Return each line containing "does".

[start Source records]

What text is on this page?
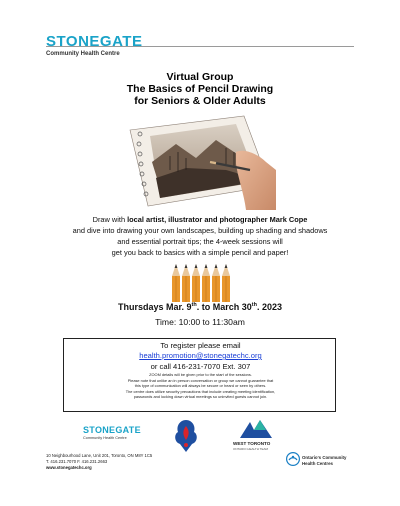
STONEGATE
Community Health Centre
Virtual Group
The Basics of Pencil Drawing
for Seniors & Older Adults
Draw with local artist, illustrator and photographer Mark Cope
and dive into drawing your own landscapes, building up shading and shadows
and essential portrait tips; the 4-week sessions will
get you back to basics with a simple pencil and paper!
Thursdays Mar. 9th. to March 30th. 2023
Time: 10:00 to 11:30am
To register please email
health.promotion@stonegatechc.org
or call 416-231-7070 Ext. 307
ZOOM details will be given prior to the start of the sessions.
Please note that unlike an in person conversation or group we cannot guarantee that
this type of communication will always be secure or heard or seen by others.
The centre does utilize security precautions that include creating meeting identification,
passwords and locking down virtual meetings so uninvited guests cannot join.
STONEGATE
Community Health Centre
WEST TORONTO
ONTARIO HEALTH TEAM
10 Neighbourhood Lane, Unit 201, Toronto, ON M8Y 1C5
T. 416.231.7070 F. 416.231.2663
www.stonegatechc.org
Ontario's Community
Health Centres
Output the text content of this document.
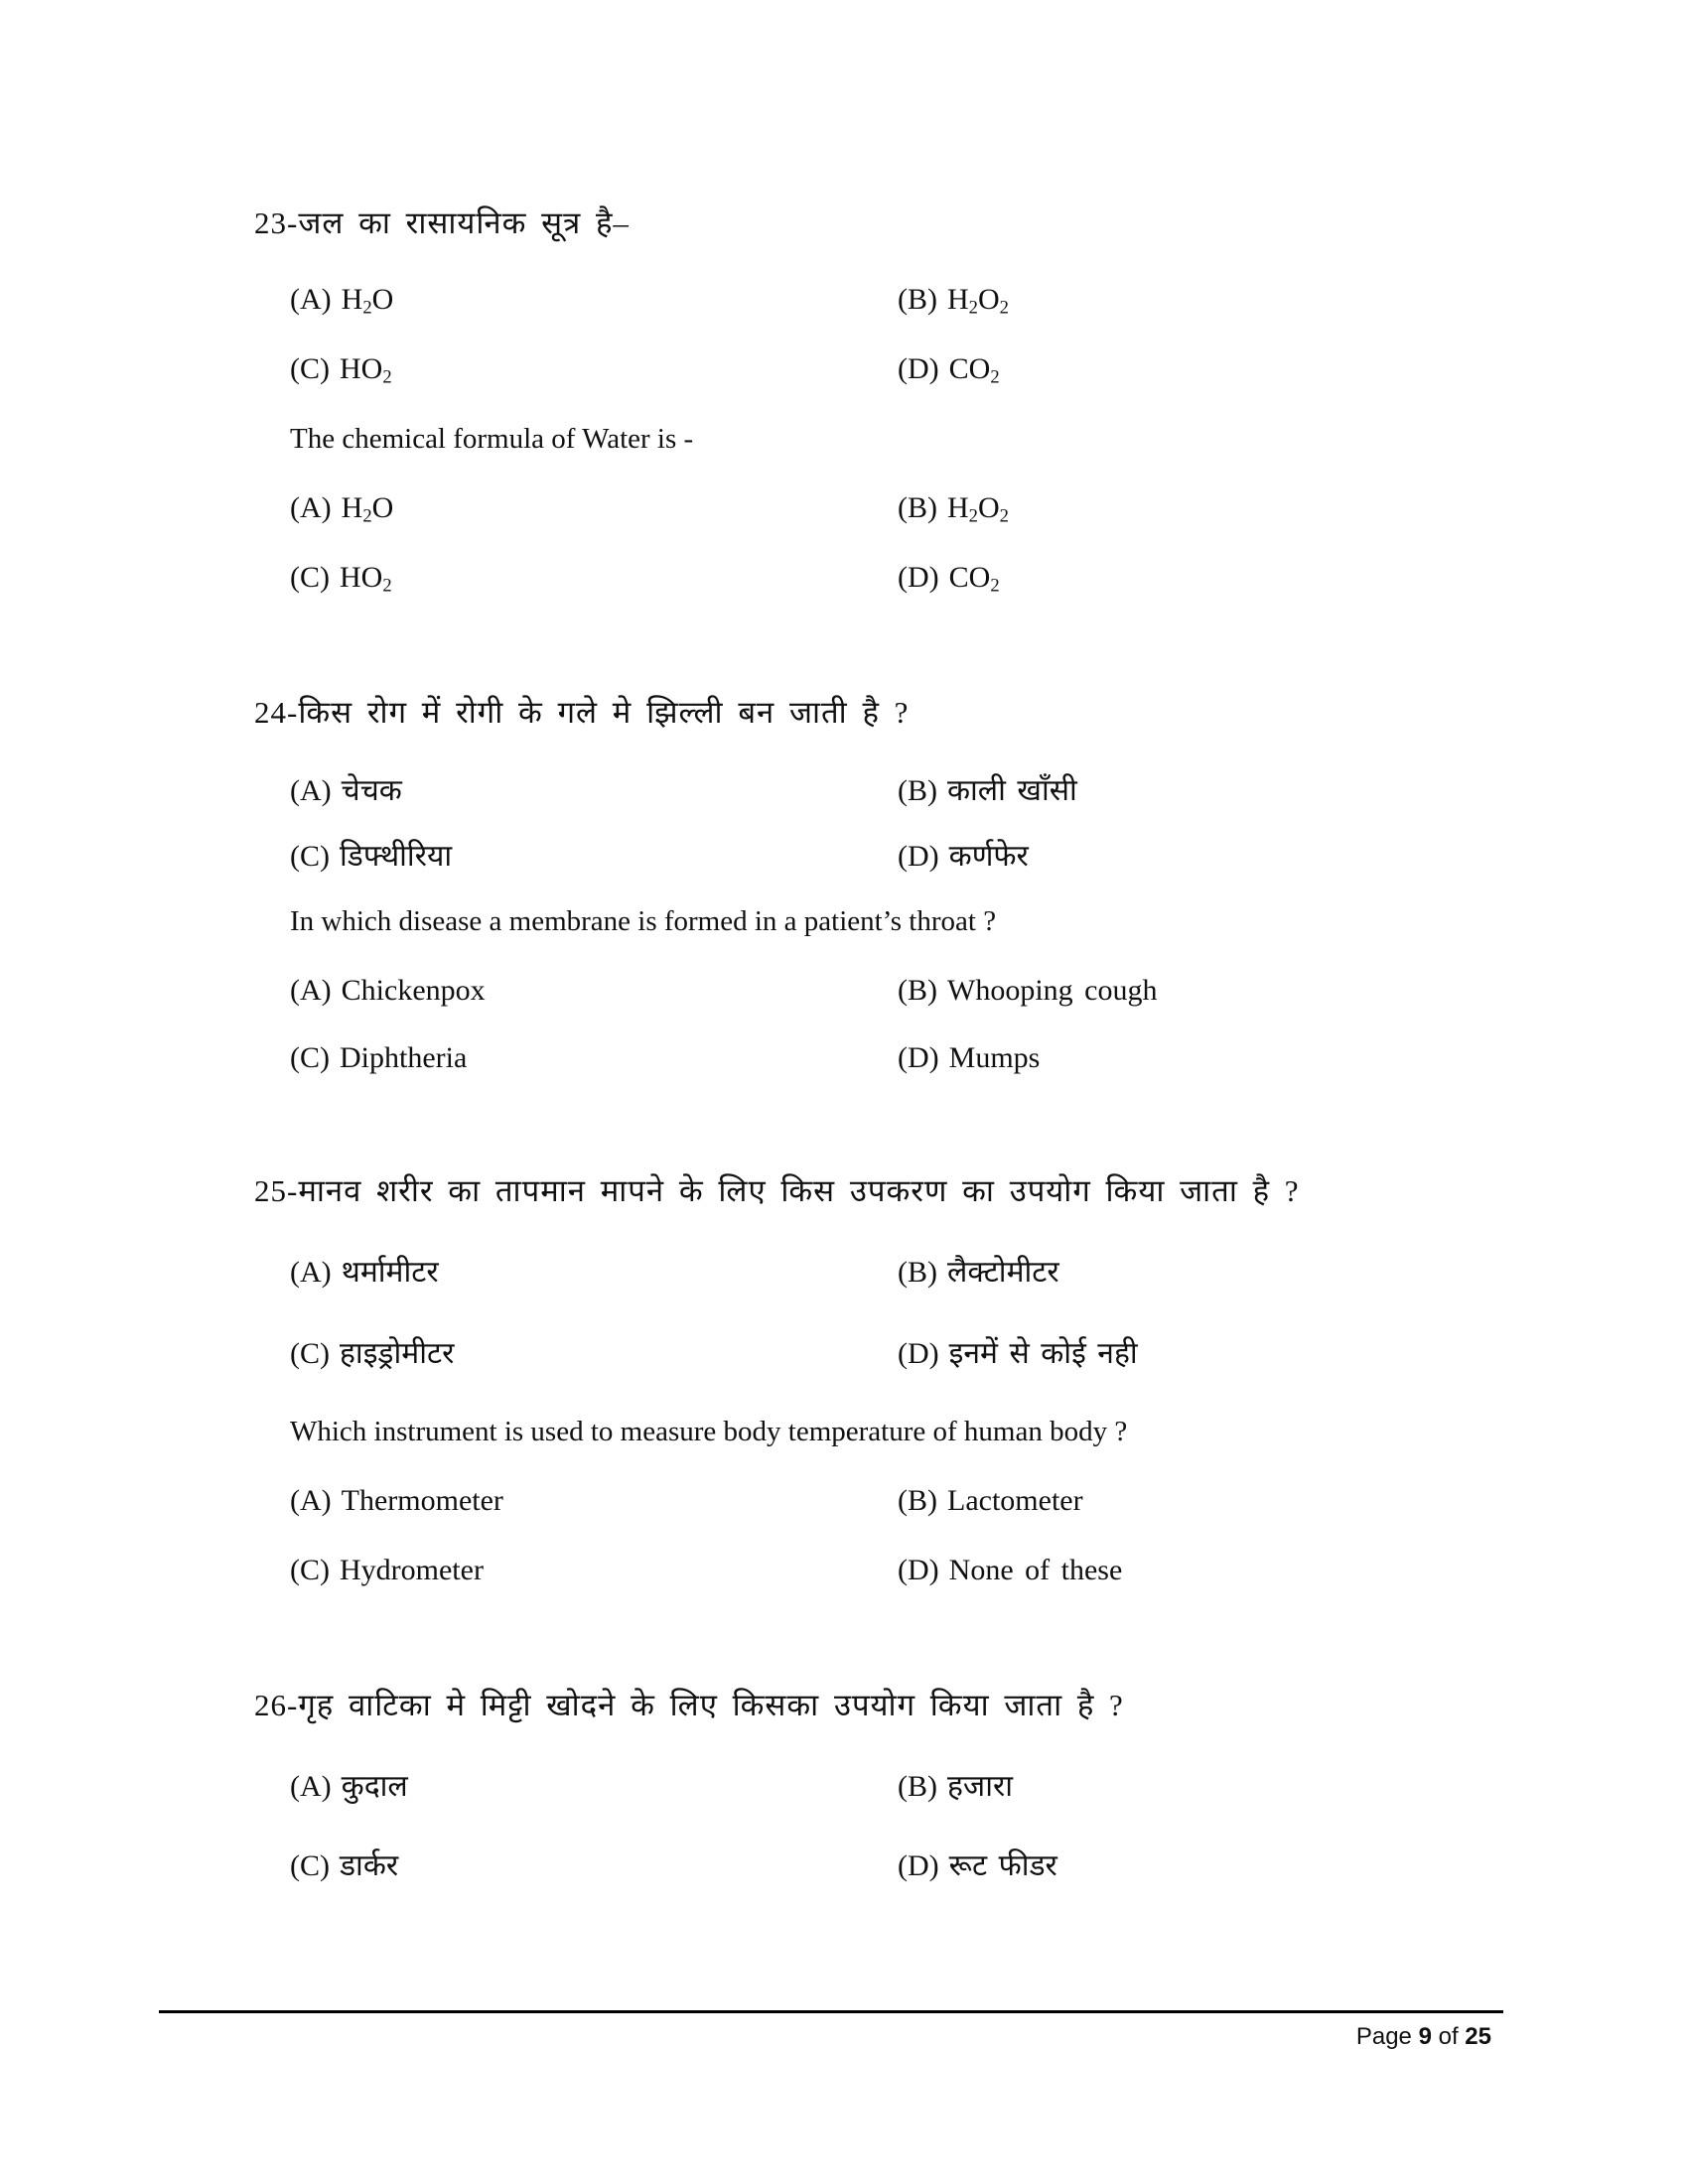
23-जल का रासायनिक सूत्र है–
(A) $H_2O$	(B) $H_2O_2$
(C) $HO_2$	(D) $CO_2$
The chemical formula of Water is -
(A) $H_2O$	(B) $H_2O_2$
(C) $HO_2$	(D) $CO_2$
24-किस रोग में रोगी के गले मे झिल्ली बन जाती है ?
(A) चेचक	(B) काली खाँसी
(C) डिफ्थीरिया	(D) कर्णफेर
In which disease a membrane is formed in a patient’s throat ?
(A) Chickenpox	(B) Whooping cough
(C) Diphtheria	(D) Mumps
25-मानव शरीर का तापमान मापने के लिए किस उपकरण का उपयोग किया जाता है ?
(A) थर्मामीटर	(B) लैक्टोमीटर
(C) हाइड्रोमीटर	(D) इनमें से कोई नही
Which instrument is used to measure body temperature of human body ?
(A) Thermometer	(B) Lactometer
(C) Hydrometer	(D) None of these
26-गृह वाटिका मे मिट्टी खोदने के लिए किसका उपयोग किया जाता है ?
(A) कुदाल	(B) हजारा
(C) डार्कर	(D) रूट फीडर
Page 9 of 25
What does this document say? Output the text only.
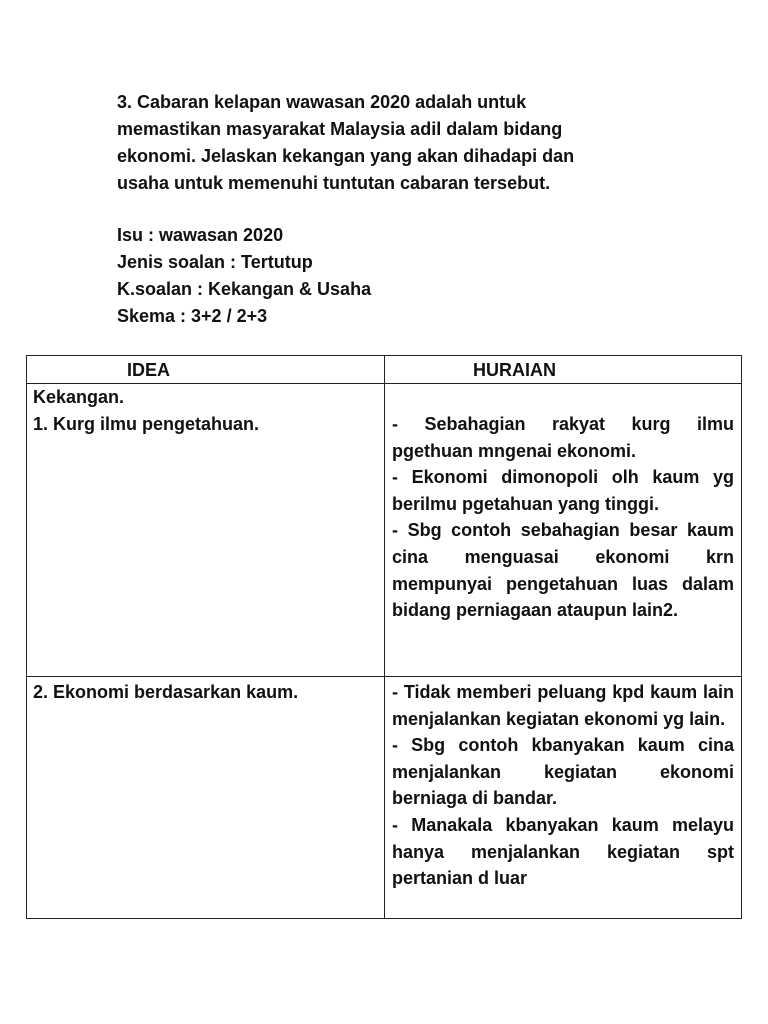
3. Cabaran kelapan wawasan 2020 adalah untuk
memastikan masyarakat Malaysia adil dalam bidang
ekonomi. Jelaskan kekangan yang akan dihadapi dan
usaha untuk memenuhi tuntutan cabaran tersebut.
Isu : wawasan 2020
Jenis soalan : Tertutup
K.soalan : Kekangan & Usaha
Skema : 3+2 / 2+3
IDEA	HURAIAN
Kekangan.
1. Kurg ilmu pengetahuan.	- Sebahagian rakyat kurg ilmu pgethuan mngenai ekonomi.

- Ekonomi dimonopoli olh kaum yg berilmu pgetahuan yang tinggi.

- Sbg contoh sebahagian besar kaum cina menguasai ekonomi krn mempunyai pengetahuan luas dalam bidang perniagaan ataupun lain2.

2. Ekonomi berdasarkan kaum.	- Tidak memberi peluang kpd kaum lain menjalankan kegiatan ekonomi yg lain.

- Sbg contoh kbanyakan kaum cina menjalankan kegiatan ekonomi berniaga di bandar.

- Manakala kbanyakan kaum melayu hanya menjalankan kegiatan spt pertanian d luar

[end Source records]

Response:
The centre does utilize security precautions that include creating meeting identification,
What does this document say? Output the text only.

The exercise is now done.